* _DOCUMENT EXCERPT_
--- START ---

Luther High School is a parochial school located in Onalaska, Wisconsin. It is associated with the Wisconsin Evangelical Lutheran Synod. The majority of the students come from a group of churches in the area with the same religious affiliation. Some students come from as far away as Tomah, Wisconsin or Lewiston, Minnesota.

The school's athletic teams participate in the Coulee Conference in the Wisconsin Interscholastic Athletic Association (WIAA).

History
Luther High School opened on September 8, 1957. The original class consisted of 29 ninth graders. The school was opened as a subsidiary of the Wisconsin Evangelical Lutheran Synod, with the original feeder congregations being the four churches in the La Crosse area: First Lutheran, Mt. Calvary, Grace, and Immanuel. Of these four, only First Lutheran and Immanuel had elementary school programs from which to draw students. The following years brought steady increases to enrollment (46 in 1958 and 72 in 1959) that allowed for expansion of the school and an addition to the school structure. Since then, the school has had several additions to accommodate growing enrollment and technical advancements.

--- END ---

* _GIVEN DATA_

--- START ---

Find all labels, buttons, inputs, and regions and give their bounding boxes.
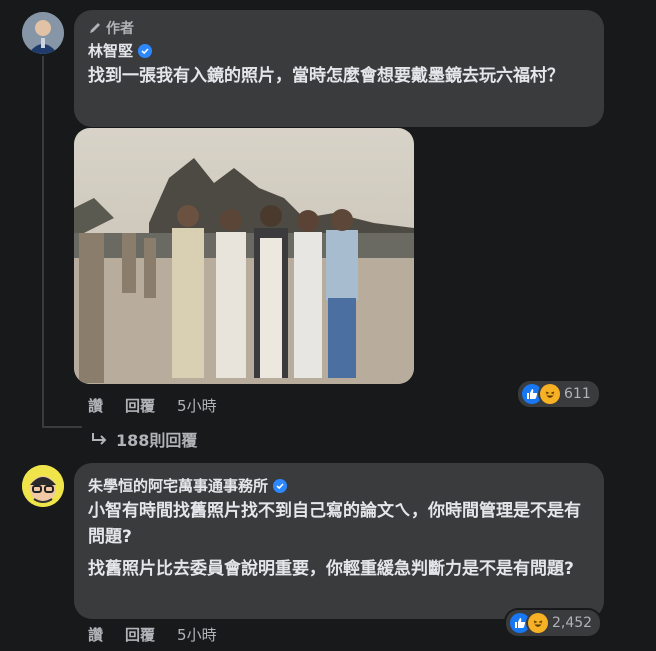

--- END ---

* _THE TASKS_
(1) Translate this sentence from the Luther High School passage into Spanish: "The original class consisted of 29 ninth graders."
(2) Reproduce the Luther High School passage between "Luther High School is" and "Athletic Association (WIAA).", inclusive.
(3) Answer these questions from the Luther High School passage.
(a) In which conference do the school's athletic teams participate?
(b) On what date did the school open?
(c) What was the enrollment in 1959?

* _ANSWERS PROVIDED_
(1) La clase original estaba formada por 29 estudiantes de noveno grado.

(2)
Luther High School is a parochial school located in Onalaska, Wisconsin. It is associated with the Wisconsin Evangelical Lutheran Synod. The majority of the students come from a group of churches in the area with the same religious affiliation. Some students come from as far away as Tomah, Wisconsin or Lewiston, Minnesota.

The school's athletic teams participate in the Coulee Conference in the Wisconsin Interscholastic Athletic Association (WIAA).

(3)
(a) The Coulee Conference
(b) September 8, 1957
(c) 72